Extract all of the entries and give them again, word for word.

## Begin

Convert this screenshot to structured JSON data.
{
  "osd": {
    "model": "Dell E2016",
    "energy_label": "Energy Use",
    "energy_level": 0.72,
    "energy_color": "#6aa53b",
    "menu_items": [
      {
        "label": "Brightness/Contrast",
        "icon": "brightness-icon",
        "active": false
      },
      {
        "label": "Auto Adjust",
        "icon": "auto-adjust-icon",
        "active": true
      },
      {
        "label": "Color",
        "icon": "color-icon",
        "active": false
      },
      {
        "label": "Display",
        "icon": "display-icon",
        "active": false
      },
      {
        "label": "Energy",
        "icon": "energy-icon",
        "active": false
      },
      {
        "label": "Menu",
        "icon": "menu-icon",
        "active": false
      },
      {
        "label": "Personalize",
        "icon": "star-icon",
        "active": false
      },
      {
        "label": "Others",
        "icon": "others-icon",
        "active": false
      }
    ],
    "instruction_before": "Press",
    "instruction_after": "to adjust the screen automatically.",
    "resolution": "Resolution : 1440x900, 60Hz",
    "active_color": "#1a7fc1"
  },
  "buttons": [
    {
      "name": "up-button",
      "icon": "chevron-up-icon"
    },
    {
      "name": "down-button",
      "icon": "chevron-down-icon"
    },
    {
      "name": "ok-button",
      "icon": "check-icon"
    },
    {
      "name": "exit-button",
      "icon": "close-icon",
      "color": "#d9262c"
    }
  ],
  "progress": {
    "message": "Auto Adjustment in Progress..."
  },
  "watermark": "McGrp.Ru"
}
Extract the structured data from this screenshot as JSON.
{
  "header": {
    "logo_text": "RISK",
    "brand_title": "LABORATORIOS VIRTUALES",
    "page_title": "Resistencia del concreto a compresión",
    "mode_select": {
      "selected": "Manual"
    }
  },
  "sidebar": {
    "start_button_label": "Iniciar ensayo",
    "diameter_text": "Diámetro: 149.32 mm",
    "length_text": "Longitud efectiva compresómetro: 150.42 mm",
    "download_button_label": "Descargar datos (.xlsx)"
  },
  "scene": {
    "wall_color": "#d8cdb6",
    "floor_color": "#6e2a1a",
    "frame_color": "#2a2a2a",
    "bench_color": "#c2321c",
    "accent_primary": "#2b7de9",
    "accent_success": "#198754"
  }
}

## End

Finished task -
Convert this screenshot to structured JSON data.
{
  "osd": {
    "model": "Dell E2016",
    "energy_label": "Energy Use",
    "energy_level": 0.72,
    "energy_color": "#6aa53b",
    "menu_items": [
      {
        "label": "Brightness/Contrast",
        "icon": "brightness-icon",
        "active": false
      },
      {
        "label": "Auto Adjust",
        "icon": "auto-adjust-icon",
        "active": true
      },
      {
        "label": "Color",
        "icon": "color-icon",
        "active": false
      },
      {
        "label": "Display",
        "icon": "display-icon",
        "active": false
      },
      {
        "label": "Energy",
        "icon": "energy-icon",
        "active": false
      },
      {
        "label": "Menu",
        "icon": "menu-icon",
        "active": false
      },
      {
        "label": "Personalize",
        "icon": "star-icon",
        "active": false
      },
      {
        "label": "Others",
        "icon": "others-icon",
        "active": false
      }
    ],
    "instruction_before": "Press",
    "instruction_after": "to adjust the screen automatically.",
    "resolution": "Resolution : 1440x900, 60Hz",
    "active_color": "#1a7fc1"
  },
  "buttons": [
    {
      "name": "up-button",
      "icon": "chevron-up-icon"
    },
    {
      "name": "down-button",
      "icon": "chevron-down-icon"
    },
    {
      "name": "ok-button",
      "icon": "check-icon"
    },
    {
      "name": "exit-button",
      "icon": "close-icon",
      "color": "#d9262c"
    }
  ],
  "progress": {
    "message": "Auto Adjustment in Progress..."
  },
  "watermark": "McGrp.Ru"
}
Extract the structured data from this screenshot as JSON.
{
  "header": {
    "logo_text": "RISK",
    "brand_title": "LABORATORIOS VIRTUALES",
    "page_title": "Resistencia del concreto a compresión",
    "mode_select": {
      "selected": "Manual"
    }
  },
  "sidebar": {
    "start_button_label": "Iniciar ensayo",
    "diameter_text": "Diámetro: 149.32 mm",
    "length_text": "Longitud efectiva compresómetro: 150.42 mm",
    "download_button_label": "Descargar datos (.xlsx)"
  },
  "scene": {
    "wall_color": "#d8cdb6",
    "floor_color": "#6e2a1a",
    "frame_color": "#2a2a2a",
    "bench_color": "#c2321c",
    "accent_primary": "#2b7de9",
    "accent_success": "#198754"
  }
}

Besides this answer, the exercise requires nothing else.